Dataset rows about figures:
===
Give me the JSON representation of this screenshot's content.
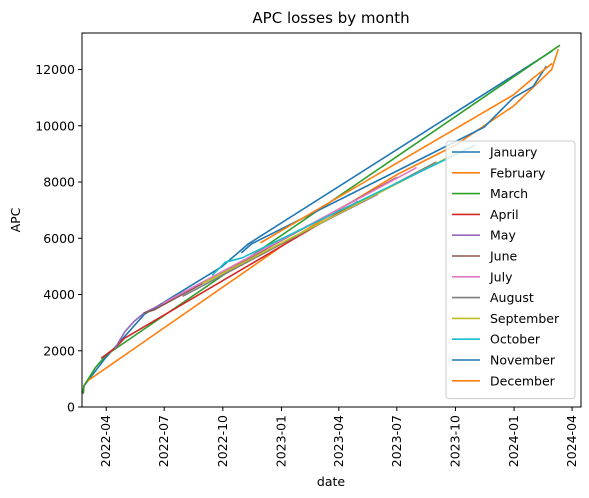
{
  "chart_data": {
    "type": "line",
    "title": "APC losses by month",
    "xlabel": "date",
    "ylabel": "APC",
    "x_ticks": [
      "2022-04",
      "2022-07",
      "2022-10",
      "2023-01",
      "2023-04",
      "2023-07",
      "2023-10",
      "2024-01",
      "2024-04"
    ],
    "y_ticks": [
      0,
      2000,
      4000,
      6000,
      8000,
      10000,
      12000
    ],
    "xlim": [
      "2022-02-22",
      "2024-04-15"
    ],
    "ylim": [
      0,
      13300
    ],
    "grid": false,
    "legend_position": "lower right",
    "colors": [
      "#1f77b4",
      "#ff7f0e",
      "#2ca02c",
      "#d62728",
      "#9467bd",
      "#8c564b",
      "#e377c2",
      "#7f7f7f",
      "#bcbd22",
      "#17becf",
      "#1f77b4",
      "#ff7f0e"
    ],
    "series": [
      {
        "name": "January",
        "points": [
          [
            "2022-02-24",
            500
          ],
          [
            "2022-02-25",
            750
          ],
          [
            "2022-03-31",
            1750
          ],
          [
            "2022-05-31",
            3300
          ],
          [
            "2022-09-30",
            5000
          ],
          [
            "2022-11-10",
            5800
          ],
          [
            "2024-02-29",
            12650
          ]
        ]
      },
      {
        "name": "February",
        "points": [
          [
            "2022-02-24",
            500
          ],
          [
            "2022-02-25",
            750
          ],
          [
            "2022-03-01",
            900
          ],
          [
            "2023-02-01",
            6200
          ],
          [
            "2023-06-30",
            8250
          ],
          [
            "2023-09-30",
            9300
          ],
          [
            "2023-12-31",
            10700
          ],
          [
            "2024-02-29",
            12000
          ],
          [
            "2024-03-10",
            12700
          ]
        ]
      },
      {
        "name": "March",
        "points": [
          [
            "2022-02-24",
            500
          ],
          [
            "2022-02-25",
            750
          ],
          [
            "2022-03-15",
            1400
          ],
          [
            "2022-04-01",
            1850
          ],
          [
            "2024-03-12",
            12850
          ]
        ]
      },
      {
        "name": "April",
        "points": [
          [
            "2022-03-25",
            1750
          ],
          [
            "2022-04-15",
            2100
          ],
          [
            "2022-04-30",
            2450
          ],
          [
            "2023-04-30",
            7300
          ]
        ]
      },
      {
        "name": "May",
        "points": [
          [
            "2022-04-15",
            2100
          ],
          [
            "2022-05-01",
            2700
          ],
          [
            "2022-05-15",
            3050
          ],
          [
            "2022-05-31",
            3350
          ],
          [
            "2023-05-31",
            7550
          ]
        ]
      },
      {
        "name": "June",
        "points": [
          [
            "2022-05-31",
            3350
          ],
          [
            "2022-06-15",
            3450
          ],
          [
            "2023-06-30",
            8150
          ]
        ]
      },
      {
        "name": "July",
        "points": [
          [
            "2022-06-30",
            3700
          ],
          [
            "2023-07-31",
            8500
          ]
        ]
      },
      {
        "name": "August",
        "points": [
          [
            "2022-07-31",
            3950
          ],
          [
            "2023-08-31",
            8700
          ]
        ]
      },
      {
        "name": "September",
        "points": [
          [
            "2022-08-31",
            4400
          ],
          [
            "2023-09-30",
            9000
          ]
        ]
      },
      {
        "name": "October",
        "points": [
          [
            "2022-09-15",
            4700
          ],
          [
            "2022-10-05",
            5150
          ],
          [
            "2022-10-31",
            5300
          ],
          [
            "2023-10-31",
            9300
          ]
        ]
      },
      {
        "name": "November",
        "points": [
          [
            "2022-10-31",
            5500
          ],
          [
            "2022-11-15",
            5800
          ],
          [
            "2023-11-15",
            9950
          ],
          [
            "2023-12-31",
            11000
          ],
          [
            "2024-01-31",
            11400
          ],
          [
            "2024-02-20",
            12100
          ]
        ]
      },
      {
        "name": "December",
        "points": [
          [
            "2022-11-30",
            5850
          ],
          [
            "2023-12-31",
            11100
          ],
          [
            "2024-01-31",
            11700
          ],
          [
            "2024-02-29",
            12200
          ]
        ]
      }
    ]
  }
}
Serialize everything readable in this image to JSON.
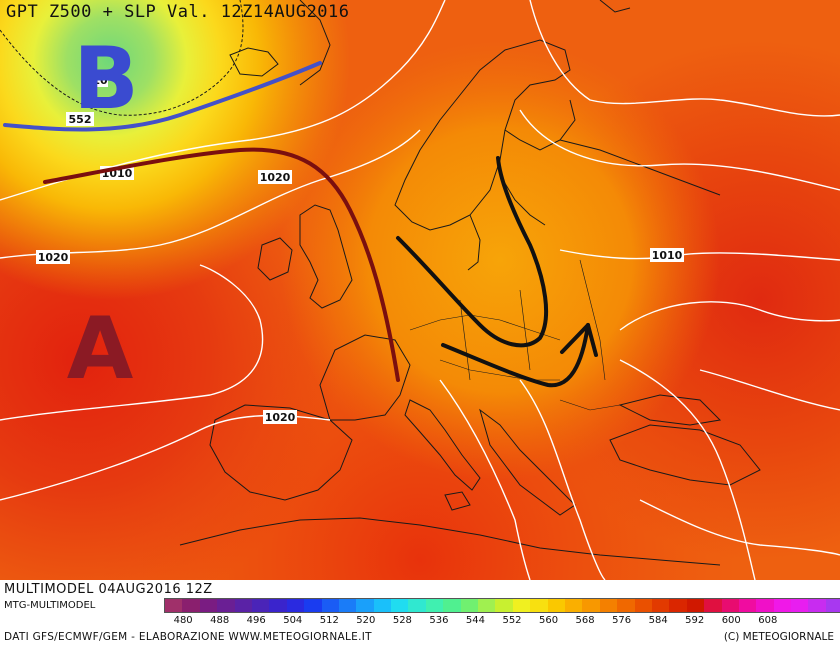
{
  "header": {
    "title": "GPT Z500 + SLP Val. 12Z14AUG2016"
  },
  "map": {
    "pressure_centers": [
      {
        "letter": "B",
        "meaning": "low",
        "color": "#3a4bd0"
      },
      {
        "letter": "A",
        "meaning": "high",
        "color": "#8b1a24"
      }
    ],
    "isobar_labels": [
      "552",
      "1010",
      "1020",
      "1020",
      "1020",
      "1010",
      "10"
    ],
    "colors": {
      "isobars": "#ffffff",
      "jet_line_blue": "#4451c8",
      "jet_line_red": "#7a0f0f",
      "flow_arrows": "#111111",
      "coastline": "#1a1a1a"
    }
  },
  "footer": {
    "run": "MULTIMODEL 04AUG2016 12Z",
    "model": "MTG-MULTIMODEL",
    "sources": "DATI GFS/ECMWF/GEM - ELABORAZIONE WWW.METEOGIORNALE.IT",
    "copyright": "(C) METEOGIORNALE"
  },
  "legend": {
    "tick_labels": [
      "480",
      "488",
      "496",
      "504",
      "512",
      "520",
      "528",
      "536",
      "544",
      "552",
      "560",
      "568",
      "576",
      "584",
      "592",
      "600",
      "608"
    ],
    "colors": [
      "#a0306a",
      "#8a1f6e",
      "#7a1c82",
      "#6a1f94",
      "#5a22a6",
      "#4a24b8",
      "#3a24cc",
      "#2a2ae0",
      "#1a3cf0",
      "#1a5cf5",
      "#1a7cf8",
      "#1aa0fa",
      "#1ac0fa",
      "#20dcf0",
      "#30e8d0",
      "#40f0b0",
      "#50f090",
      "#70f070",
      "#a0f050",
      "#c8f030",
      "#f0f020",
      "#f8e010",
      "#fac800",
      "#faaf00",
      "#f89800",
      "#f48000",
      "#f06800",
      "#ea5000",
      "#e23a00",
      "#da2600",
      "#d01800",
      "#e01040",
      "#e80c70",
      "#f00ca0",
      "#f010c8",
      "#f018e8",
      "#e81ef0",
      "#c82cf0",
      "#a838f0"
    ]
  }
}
===
## What you need to do
Without the images, write out each line of the data verbatim.

## Worked solution
Give me the JSON representation of this screenshot's content.
{
  "chart_data": {
    "type": "line",
    "title": "APC losses by month",
    "xlabel": "date",
    "ylabel": "APC",
    "x_ticks": [
      "2022-04",
      "2022-07",
      "2022-10",
      "2023-01",
      "2023-04",
      "2023-07",
      "2023-10",
      "2024-01",
      "2024-04"
    ],
    "y_ticks": [
      0,
      2000,
      4000,
      6000,
      8000,
      10000,
      12000
    ],
    "xlim": [
      "2022-02-22",
      "2024-04-15"
    ],
    "ylim": [
      0,
      13300
    ],
    "grid": false,
    "legend_position": "lower right",
    "colors": [
      "#1f77b4",
      "#ff7f0e",
      "#2ca02c",
      "#d62728",
      "#9467bd",
      "#8c564b",
      "#e377c2",
      "#7f7f7f",
      "#bcbd22",
      "#17becf",
      "#1f77b4",
      "#ff7f0e"
    ],
    "series": [
      {
        "name": "January",
        "points": [
          [
            "2022-02-24",
            500
          ],
          [
            "2022-02-25",
            750
          ],
          [
            "2022-03-31",
            1750
          ],
          [
            "2022-05-31",
            3300
          ],
          [
            "2022-09-30",
            5000
          ],
          [
            "2022-11-10",
            5800
          ],
          [
            "2024-02-29",
            12650
          ]
        ]
      },
      {
        "name": "February",
        "points": [
          [
            "2022-02-24",
            500
          ],
          [
            "2022-02-25",
            750
          ],
          [
            "2022-03-01",
            900
          ],
          [
            "2023-02-01",
            6200
          ],
          [
            "2023-06-30",
            8250
          ],
          [
            "2023-09-30",
            9300
          ],
          [
            "2023-12-31",
            10700
          ],
          [
            "2024-02-29",
            12000
          ],
          [
            "2024-03-10",
            12700
          ]
        ]
      },
      {
        "name": "March",
        "points": [
          [
            "2022-02-24",
            500
          ],
          [
            "2022-02-25",
            750
          ],
          [
            "2022-03-15",
            1400
          ],
          [
            "2022-04-01",
            1850
          ],
          [
            "2024-03-12",
            12850
          ]
        ]
      },
      {
        "name": "April",
        "points": [
          [
            "2022-03-25",
            1750
          ],
          [
            "2022-04-15",
            2100
          ],
          [
            "2022-04-30",
            2450
          ],
          [
            "2023-04-30",
            7300
          ]
        ]
      },
      {
        "name": "May",
        "points": [
          [
            "2022-04-15",
            2100
          ],
          [
            "2022-05-01",
            2700
          ],
          [
            "2022-05-15",
            3050
          ],
          [
            "2022-05-31",
            3350
          ],
          [
            "2023-05-31",
            7550
          ]
        ]
      },
      {
        "name": "June",
        "points": [
          [
            "2022-05-31",
            3350
          ],
          [
            "2022-06-15",
            3450
          ],
          [
            "2023-06-30",
            8150
          ]
        ]
      },
      {
        "name": "July",
        "points": [
          [
            "2022-06-30",
            3700
          ],
          [
            "2023-07-31",
            8500
          ]
        ]
      },
      {
        "name": "August",
        "points": [
          [
            "2022-07-31",
            3950
          ],
          [
            "2023-08-31",
            8700
          ]
        ]
      },
      {
        "name": "September",
        "points": [
          [
            "2022-08-31",
            4400
          ],
          [
            "2023-09-30",
            9000
          ]
        ]
      },
      {
        "name": "October",
        "points": [
          [
            "2022-09-15",
            4700
          ],
          [
            "2022-10-05",
            5150
          ],
          [
            "2022-10-31",
            5300
          ],
          [
            "2023-10-31",
            9300
          ]
        ]
      },
      {
        "name": "November",
        "points": [
          [
            "2022-10-31",
            5500
          ],
          [
            "2022-11-15",
            5800
          ],
          [
            "2023-11-15",
            9950
          ],
          [
            "2023-12-31",
            11000
          ],
          [
            "2024-01-31",
            11400
          ],
          [
            "2024-02-20",
            12100
          ]
        ]
      },
      {
        "name": "December",
        "points": [
          [
            "2022-11-30",
            5850
          ],
          [
            "2023-12-31",
            11100
          ],
          [
            "2024-01-31",
            11700
          ],
          [
            "2024-02-29",
            12200
          ]
        ]
      }
    ]
  }
}
Serialize everything readable in this image to JSON.
{
  "header": {
    "title": "GPT Z500 + SLP Val. 12Z14AUG2016"
  },
  "map": {
    "pressure_centers": [
      {
        "letter": "B",
        "meaning": "low",
        "color": "#3a4bd0"
      },
      {
        "letter": "A",
        "meaning": "high",
        "color": "#8b1a24"
      }
    ],
    "isobar_labels": [
      "552",
      "1010",
      "1020",
      "1020",
      "1020",
      "1010",
      "10"
    ],
    "colors": {
      "isobars": "#ffffff",
      "jet_line_blue": "#4451c8",
      "jet_line_red": "#7a0f0f",
      "flow_arrows": "#111111",
      "coastline": "#1a1a1a"
    }
  },
  "footer": {
    "run": "MULTIMODEL 04AUG2016 12Z",
    "model": "MTG-MULTIMODEL",
    "sources": "DATI GFS/ECMWF/GEM - ELABORAZIONE WWW.METEOGIORNALE.IT",
    "copyright": "(C) METEOGIORNALE"
  },
  "legend": {
    "tick_labels": [
      "480",
      "488",
      "496",
      "504",
      "512",
      "520",
      "528",
      "536",
      "544",
      "552",
      "560",
      "568",
      "576",
      "584",
      "592",
      "600",
      "608"
    ],
    "colors": [
      "#a0306a",
      "#8a1f6e",
      "#7a1c82",
      "#6a1f94",
      "#5a22a6",
      "#4a24b8",
      "#3a24cc",
      "#2a2ae0",
      "#1a3cf0",
      "#1a5cf5",
      "#1a7cf8",
      "#1aa0fa",
      "#1ac0fa",
      "#20dcf0",
      "#30e8d0",
      "#40f0b0",
      "#50f090",
      "#70f070",
      "#a0f050",
      "#c8f030",
      "#f0f020",
      "#f8e010",
      "#fac800",
      "#faaf00",
      "#f89800",
      "#f48000",
      "#f06800",
      "#ea5000",
      "#e23a00",
      "#da2600",
      "#d01800",
      "#e01040",
      "#e80c70",
      "#f00ca0",
      "#f010c8",
      "#f018e8",
      "#e81ef0",
      "#c82cf0",
      "#a838f0"
    ]
  }
}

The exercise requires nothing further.